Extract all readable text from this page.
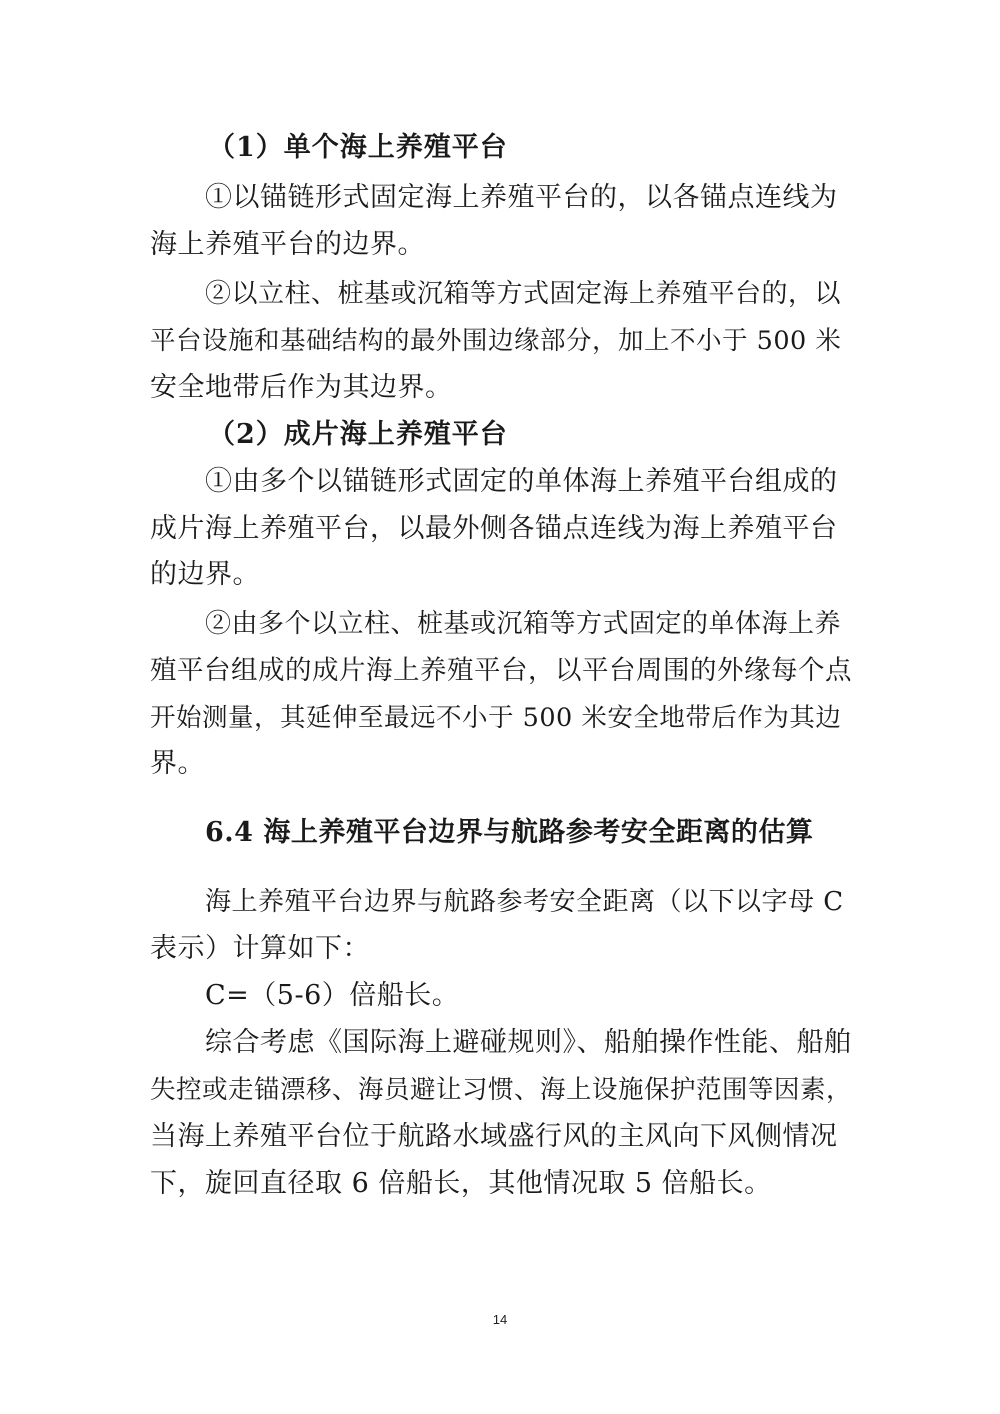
（1）单个海上养殖平台
①以锚链形式固定海上养殖平台的，以各锚点连线为
海上养殖平台的边界。
②以立柱、桩基或沉箱等方式固定海上养殖平台的，以
平台设施和基础结构的最外围边缘部分，加上不小于 500 米
安全地带后作为其边界。
（2）成片海上养殖平台
①由多个以锚链形式固定的单体海上养殖平台组成的
成片海上养殖平台，以最外侧各锚点连线为海上养殖平台
的边界。
②由多个以立柱、桩基或沉箱等方式固定的单体海上养
殖平台组成的成片海上养殖平台，以平台周围的外缘每个点
开始测量，其延伸至最远不小于 500 米安全地带后作为其边
界。
6.4 海上养殖平台边界与航路参考安全距离的估算
海上养殖平台边界与航路参考安全距离（以下以字母 C
表示）计算如下：
C=（5-6）倍船长。
综合考虑《国际海上避碰规则》、船舶操作性能、船舶
失控或走锚漂移、海员避让习惯、海上设施保护范围等因素，
当海上养殖平台位于航路水域盛行风的主风向下风侧情况
下，旋回直径取 6 倍船长，其他情况取 5 倍船长。
14
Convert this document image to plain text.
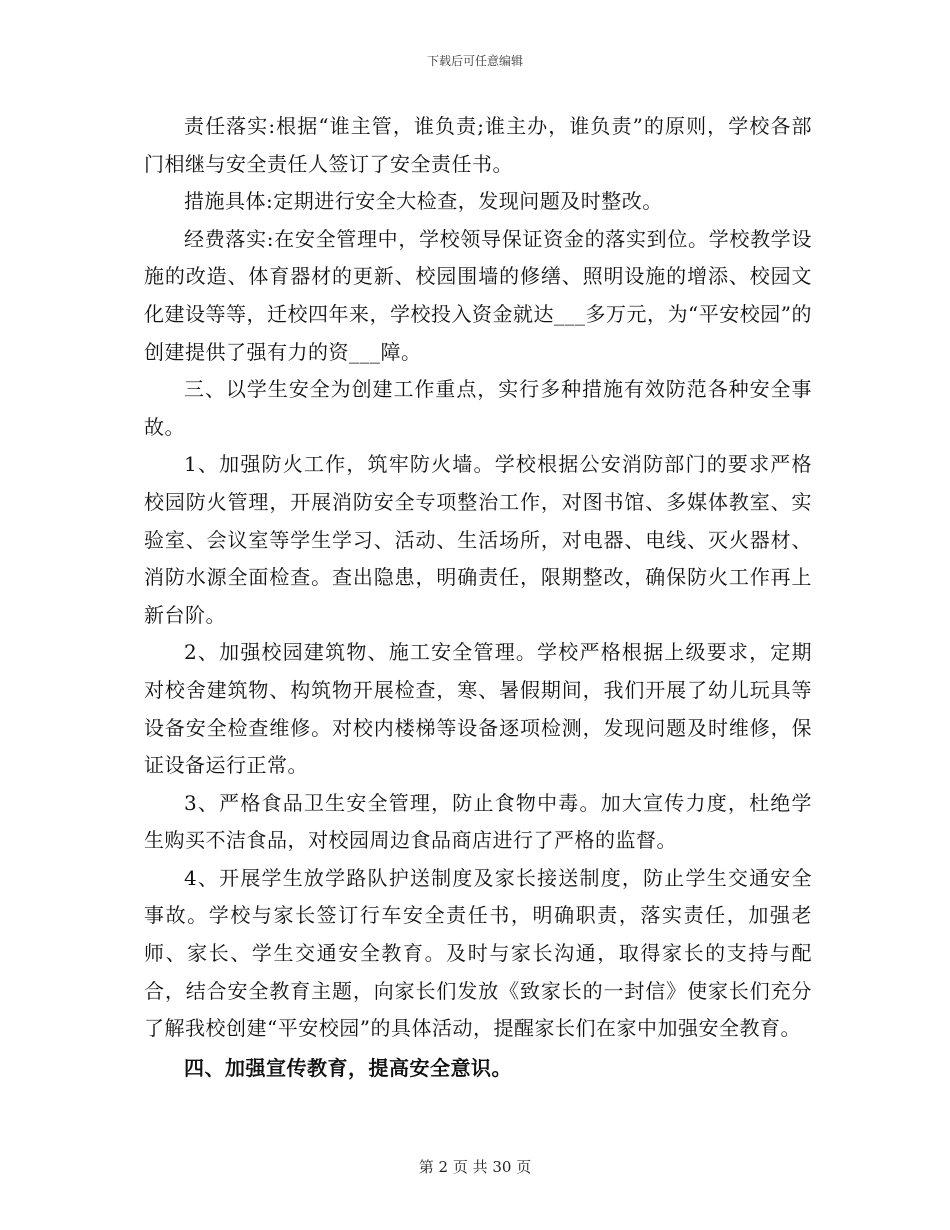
下载后可任意编辑

责任落实:根据“谁主管，谁负责;谁主办，谁负责”的原则，学校各部门相继与安全责任人签订了安全责任书。

措施具体:定期进行安全大检查，发现问题及时整改。

经费落实:在安全管理中，学校领导保证资金的落实到位。学校教学设施的改造、体育器材的更新、校园围墙的修缮、照明设施的增添、校园文化建设等等，迁校四年来，学校投入资金就达___多万元，为“平安校园”的创建提供了强有力的资___障。

三、以学生安全为创建工作重点，实行多种措施有效防范各种安全事故。

1、加强防火工作，筑牢防火墙。学校根据公安消防部门的要求严格校园防火管理，开展消防安全专项整治工作，对图书馆、多媒体教室、实验室、会议室等学生学习、活动、生活场所，对电器、电线、灭火器材、消防水源全面检查。查出隐患，明确责任，限期整改，确保防火工作再上新台阶。

2、加强校园建筑物、施工安全管理。学校严格根据上级要求，定期对校舍建筑物、构筑物开展检查，寒、暑假期间，我们开展了幼儿玩具等设备安全检查维修。对校内楼梯等设备逐项检测，发现问题及时维修，保证设备运行正常。

3、严格食品卫生安全管理，防止食物中毒。加大宣传力度，杜绝学生购买不洁食品，对校园周边食品商店进行了严格的监督。

4、开展学生放学路队护送制度及家长接送制度，防止学生交通安全事故。学校与家长签订行车安全责任书，明确职责，落实责任，加强老师、家长、学生交通安全教育。及时与家长沟通，取得家长的支持与配合，结合安全教育主题，向家长们发放《致家长的一封信》使家长们充分了解我校创建“平安校园”的具体活动，提醒家长们在家中加强安全教育。

四、加强宣传教育，提高安全意识。

第 2 页 共 30 页
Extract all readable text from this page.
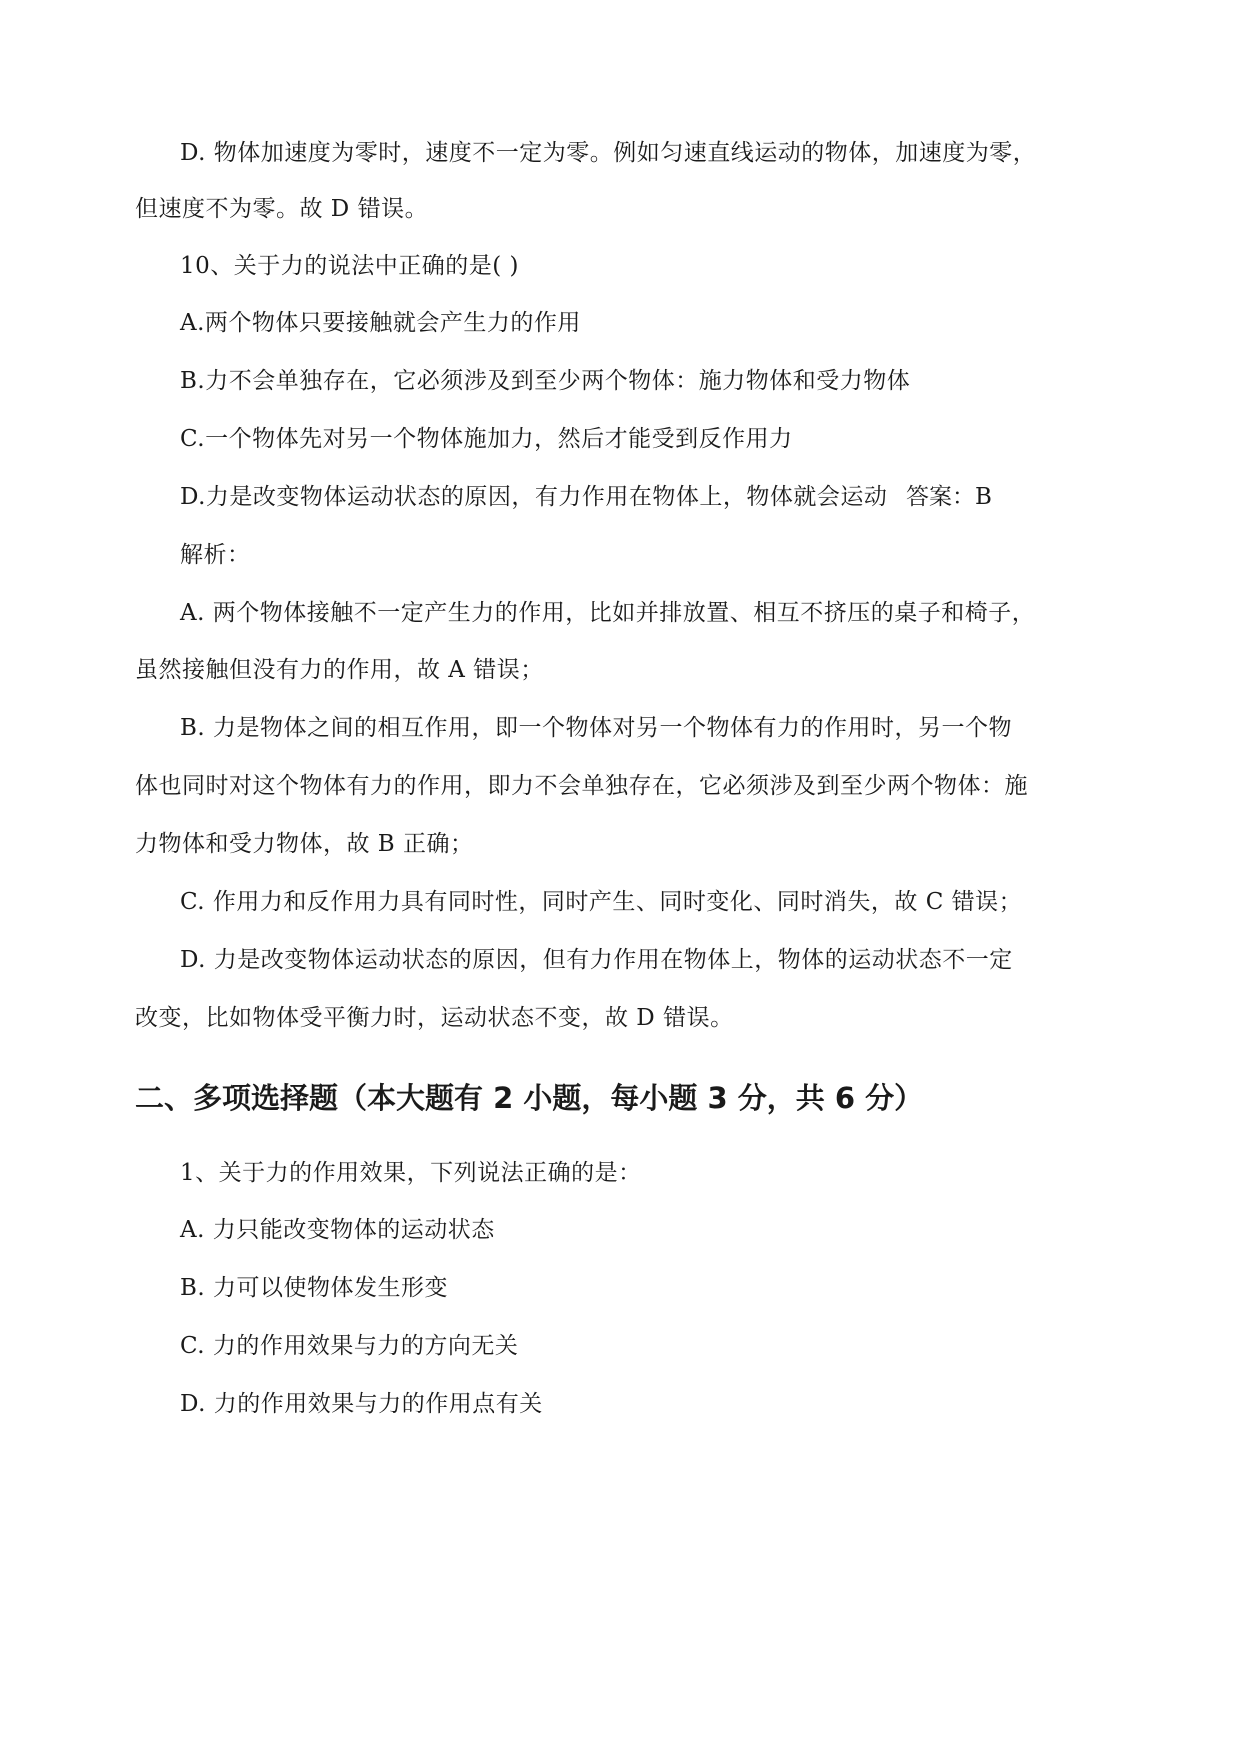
D. 物体加速度为零时，速度不一定为零。例如匀速直线运动的物体，加速度为零，
但速度不为零。故 D 错误。
10、关于力的说法中正确的是( )
A.两个物体只要接触就会产生力的作用
B.力不会单独存在，它必须涉及到至少两个物体：施力物体和受力物体
C.一个物体先对另一个物体施加力，然后才能受到反作用力
D.力是改变物体运动状态的原因，有力作用在物体上，物体就会运动 答案：B
解析：
A. 两个物体接触不一定产生力的作用，比如并排放置、相互不挤压的桌子和椅子，
虽然接触但没有力的作用，故 A 错误；
B. 力是物体之间的相互作用，即一个物体对另一个物体有力的作用时，另一个物
体也同时对这个物体有力的作用，即力不会单独存在，它必须涉及到至少两个物体：施
力物体和受力物体，故 B 正确；
C. 作用力和反作用力具有同时性，同时产生、同时变化、同时消失，故 C 错误；
D. 力是改变物体运动状态的原因，但有力作用在物体上，物体的运动状态不一定
改变，比如物体受平衡力时，运动状态不变，故 D 错误。
二、多项选择题（本大题有 2 小题，每小题 3 分，共 6 分）
1、关于力的作用效果，下列说法正确的是：
A. 力只能改变物体的运动状态
B. 力可以使物体发生形变
C. 力的作用效果与力的方向无关
D. 力的作用效果与力的作用点有关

REQUIREMENT ▸
All of the material above is to be copied exactly, except for its images.

EXERCISE OUTPUT ▸
Extract all readable text from this page.
（1）单个海上养殖平台
①以锚链形式固定海上养殖平台的，以各锚点连线为
海上养殖平台的边界。
②以立柱、桩基或沉箱等方式固定海上养殖平台的，以
平台设施和基础结构的最外围边缘部分，加上不小于 500 米
安全地带后作为其边界。
（2）成片海上养殖平台
①由多个以锚链形式固定的单体海上养殖平台组成的
成片海上养殖平台，以最外侧各锚点连线为海上养殖平台
的边界。
②由多个以立柱、桩基或沉箱等方式固定的单体海上养
殖平台组成的成片海上养殖平台，以平台周围的外缘每个点
开始测量，其延伸至最远不小于 500 米安全地带后作为其边
界。
6.4 海上养殖平台边界与航路参考安全距离的估算
海上养殖平台边界与航路参考安全距离（以下以字母 C
表示）计算如下：
C=（5-6）倍船长。
综合考虑《国际海上避碰规则》、船舶操作性能、船舶
失控或走锚漂移、海员避让习惯、海上设施保护范围等因素，
当海上养殖平台位于航路水域盛行风的主风向下风侧情况
下，旋回直径取 6 倍船长，其他情况取 5 倍船长。
14
Convert this document image to plain text.
下载后可任意编辑

责任落实:根据“谁主管，谁负责;谁主办，谁负责”的原则，学校各部门相继与安全责任人签订了安全责任书。

措施具体:定期进行安全大检查，发现问题及时整改。

经费落实:在安全管理中，学校领导保证资金的落实到位。学校教学设施的改造、体育器材的更新、校园围墙的修缮、照明设施的增添、校园文化建设等等，迁校四年来，学校投入资金就达___多万元，为“平安校园”的创建提供了强有力的资___障。

三、以学生安全为创建工作重点，实行多种措施有效防范各种安全事故。

1、加强防火工作，筑牢防火墙。学校根据公安消防部门的要求严格校园防火管理，开展消防安全专项整治工作，对图书馆、多媒体教室、实验室、会议室等学生学习、活动、生活场所，对电器、电线、灭火器材、消防水源全面检查。查出隐患，明确责任，限期整改，确保防火工作再上新台阶。

2、加强校园建筑物、施工安全管理。学校严格根据上级要求，定期对校舍建筑物、构筑物开展检查，寒、暑假期间，我们开展了幼儿玩具等设备安全检查维修。对校内楼梯等设备逐项检测，发现问题及时维修，保证设备运行正常。

3、严格食品卫生安全管理，防止食物中毒。加大宣传力度，杜绝学生购买不洁食品，对校园周边食品商店进行了严格的监督。

4、开展学生放学路队护送制度及家长接送制度，防止学生交通安全事故。学校与家长签订行车安全责任书，明确职责，落实责任，加强老师、家长、学生交通安全教育。及时与家长沟通，取得家长的支持与配合，结合安全教育主题，向家长们发放《致家长的一封信》使家长们充分了解我校创建“平安校园”的具体活动，提醒家长们在家中加强安全教育。

四、加强宣传教育，提高安全意识。

第 2 页 共 30 页
Extract all readable text from this page.
D. 物体加速度为零时，速度不一定为零。例如匀速直线运动的物体，加速度为零，
但速度不为零。故 D 错误。
10、关于力的说法中正确的是( )
A.两个物体只要接触就会产生力的作用
B.力不会单独存在，它必须涉及到至少两个物体：施力物体和受力物体
C.一个物体先对另一个物体施加力，然后才能受到反作用力
D.力是改变物体运动状态的原因，有力作用在物体上，物体就会运动 答案：B
解析：
A. 两个物体接触不一定产生力的作用，比如并排放置、相互不挤压的桌子和椅子，
虽然接触但没有力的作用，故 A 错误；
B. 力是物体之间的相互作用，即一个物体对另一个物体有力的作用时，另一个物
体也同时对这个物体有力的作用，即力不会单独存在，它必须涉及到至少两个物体：施
力物体和受力物体，故 B 正确；
C. 作用力和反作用力具有同时性，同时产生、同时变化、同时消失，故 C 错误；
D. 力是改变物体运动状态的原因，但有力作用在物体上，物体的运动状态不一定
改变，比如物体受平衡力时，运动状态不变，故 D 错误。
二、多项选择题（本大题有 2 小题，每小题 3 分，共 6 分）
1、关于力的作用效果，下列说法正确的是：
A. 力只能改变物体的运动状态
B. 力可以使物体发生形变
C. 力的作用效果与力的方向无关
D. 力的作用效果与力的作用点有关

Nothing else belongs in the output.